━━ SUPPLIED RECORDS
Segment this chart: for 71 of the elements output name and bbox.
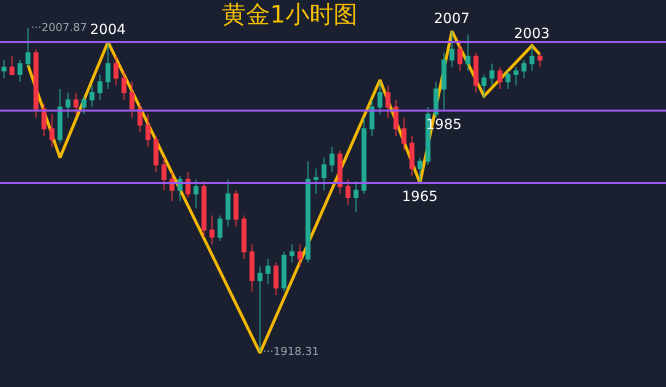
candlestick xyxy=(402,117,406,151)
candlestick xyxy=(210,215,214,245)
annotation: 1965 xyxy=(402,189,438,205)
annotation: 2003 xyxy=(514,26,550,42)
candlestick xyxy=(314,168,318,194)
candlestick xyxy=(330,146,334,173)
candlestick xyxy=(514,66,518,86)
candlestick xyxy=(218,215,222,242)
candlestick xyxy=(266,258,270,285)
candlestick xyxy=(442,52,446,112)
candlestick xyxy=(234,190,238,227)
candlestick xyxy=(10,56,14,76)
candlestick xyxy=(298,244,302,267)
candlestick xyxy=(530,45,534,72)
candlestick xyxy=(90,84,94,108)
candlestick xyxy=(306,160,310,264)
candlestick xyxy=(50,114,54,148)
candlestick xyxy=(410,135,414,176)
candlestick xyxy=(386,84,390,118)
candlestick xyxy=(450,30,454,68)
candlestick xyxy=(290,244,294,264)
candlestick xyxy=(154,135,158,173)
candlestick xyxy=(538,52,542,68)
candlestick xyxy=(106,41,110,90)
candlestick xyxy=(162,157,166,191)
candlestick xyxy=(122,70,126,100)
candlestick xyxy=(466,34,470,72)
candlestick xyxy=(98,74,102,100)
candlestick xyxy=(482,74,486,99)
candlestick xyxy=(18,60,22,82)
candlestick xyxy=(146,114,150,148)
candlestick xyxy=(354,180,358,212)
candlestick xyxy=(362,117,366,194)
candlestick xyxy=(58,88,62,144)
candlestick xyxy=(2,60,6,79)
chart-title: 黄金1小时图 xyxy=(222,0,358,29)
candlestick xyxy=(370,99,374,136)
candlestick xyxy=(282,251,286,292)
annotation: ···1918.31 xyxy=(263,345,319,358)
candlestick xyxy=(474,52,478,94)
candlestick xyxy=(202,180,206,238)
candlestick xyxy=(82,96,86,115)
candlestick xyxy=(226,178,230,227)
annotation: 2007 xyxy=(434,11,470,27)
candlestick xyxy=(42,102,46,136)
candlestick xyxy=(34,48,38,118)
candlestick xyxy=(74,92,78,115)
candlestick xyxy=(338,150,342,194)
candlestick xyxy=(378,81,382,115)
candlestick xyxy=(138,102,142,133)
candlestick xyxy=(130,81,134,118)
candlestick xyxy=(258,266,262,352)
candlestick xyxy=(498,66,502,90)
candlestick xyxy=(394,99,398,136)
candlestick xyxy=(434,81,438,118)
candlestick xyxy=(458,40,462,72)
candlestick xyxy=(26,27,30,68)
candlestick xyxy=(274,262,278,296)
candlestick xyxy=(66,92,70,118)
candlestick xyxy=(506,70,510,90)
candlestick xyxy=(114,56,118,86)
candlestick xyxy=(322,157,326,191)
candlestick xyxy=(194,178,198,209)
annotation: ···2007.87 xyxy=(31,21,87,34)
candlestick xyxy=(250,244,254,292)
candlestick xyxy=(346,178,350,206)
candlestick xyxy=(242,215,246,260)
candlestick xyxy=(418,157,422,184)
candlestick xyxy=(522,60,526,79)
annotation: 2004 xyxy=(90,22,126,38)
candlestick xyxy=(490,63,494,86)
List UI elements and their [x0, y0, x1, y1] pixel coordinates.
━━━━
DIRECTION: Rewrite every line of the records above as a numbered list, skipping any blank lines and leaving out the pictures.

COMPLETE RESPONSE:
1. Segment this chart: for 71 of the elements output name and bbox.
2. candlestick xyxy=(402,117,406,151)
3. candlestick xyxy=(210,215,214,245)
4. annotation: 1965 xyxy=(402,189,438,205)
5. annotation: 2003 xyxy=(514,26,550,42)
6. candlestick xyxy=(314,168,318,194)
7. candlestick xyxy=(330,146,334,173)
8. candlestick xyxy=(514,66,518,86)
9. candlestick xyxy=(218,215,222,242)
10. candlestick xyxy=(266,258,270,285)
11. candlestick xyxy=(442,52,446,112)
12. candlestick xyxy=(234,190,238,227)
13. candlestick xyxy=(10,56,14,76)
14. candlestick xyxy=(298,244,302,267)
15. candlestick xyxy=(530,45,534,72)
16. candlestick xyxy=(90,84,94,108)
17. candlestick xyxy=(306,160,310,264)
18. candlestick xyxy=(50,114,54,148)
19. candlestick xyxy=(410,135,414,176)
20. candlestick xyxy=(386,84,390,118)
21. candlestick xyxy=(450,30,454,68)
22. candlestick xyxy=(290,244,294,264)
23. candlestick xyxy=(154,135,158,173)
24. candlestick xyxy=(538,52,542,68)
25. candlestick xyxy=(106,41,110,90)
26. candlestick xyxy=(162,157,166,191)
27. candlestick xyxy=(122,70,126,100)
28. candlestick xyxy=(466,34,470,72)
29. candlestick xyxy=(98,74,102,100)
30. candlestick xyxy=(482,74,486,99)
31. candlestick xyxy=(18,60,22,82)
32. candlestick xyxy=(146,114,150,148)
33. candlestick xyxy=(354,180,358,212)
34. candlestick xyxy=(362,117,366,194)
35. candlestick xyxy=(58,88,62,144)
36. candlestick xyxy=(2,60,6,79)
37. chart-title: 黄金1小时图 xyxy=(222,0,358,29)
38. candlestick xyxy=(370,99,374,136)
39. candlestick xyxy=(282,251,286,292)
40. annotation: ···1918.31 xyxy=(263,345,319,358)
41. candlestick xyxy=(474,52,478,94)
42. candlestick xyxy=(202,180,206,238)
43. candlestick xyxy=(82,96,86,115)
44. candlestick xyxy=(226,178,230,227)
45. annotation: 2007 xyxy=(434,11,470,27)
46. candlestick xyxy=(42,102,46,136)
47. candlestick xyxy=(34,48,38,118)
48. candlestick xyxy=(74,92,78,115)
49. candlestick xyxy=(338,150,342,194)
50. candlestick xyxy=(378,81,382,115)
51. candlestick xyxy=(138,102,142,133)
52. candlestick xyxy=(130,81,134,118)
53. candlestick xyxy=(258,266,262,352)
54. candlestick xyxy=(498,66,502,90)
55. candlestick xyxy=(394,99,398,136)
56. candlestick xyxy=(434,81,438,118)
57. candlestick xyxy=(458,40,462,72)
58. candlestick xyxy=(26,27,30,68)
59. candlestick xyxy=(274,262,278,296)
60. candlestick xyxy=(66,92,70,118)
61. candlestick xyxy=(506,70,510,90)
62. candlestick xyxy=(114,56,118,86)
63. candlestick xyxy=(322,157,326,191)
64. candlestick xyxy=(194,178,198,209)
65. annotation: ···2007.87 xyxy=(31,21,87,34)
66. candlestick xyxy=(250,244,254,292)
67. candlestick xyxy=(346,178,350,206)
68. candlestick xyxy=(242,215,246,260)
69. candlestick xyxy=(418,157,422,184)
70. candlestick xyxy=(522,60,526,79)
71. annotation: 2004 xyxy=(90,22,126,38)
72. candlestick xyxy=(490,63,494,86)
73. List UI elements and their [x0, y0, x1, y1] pixel coordinates.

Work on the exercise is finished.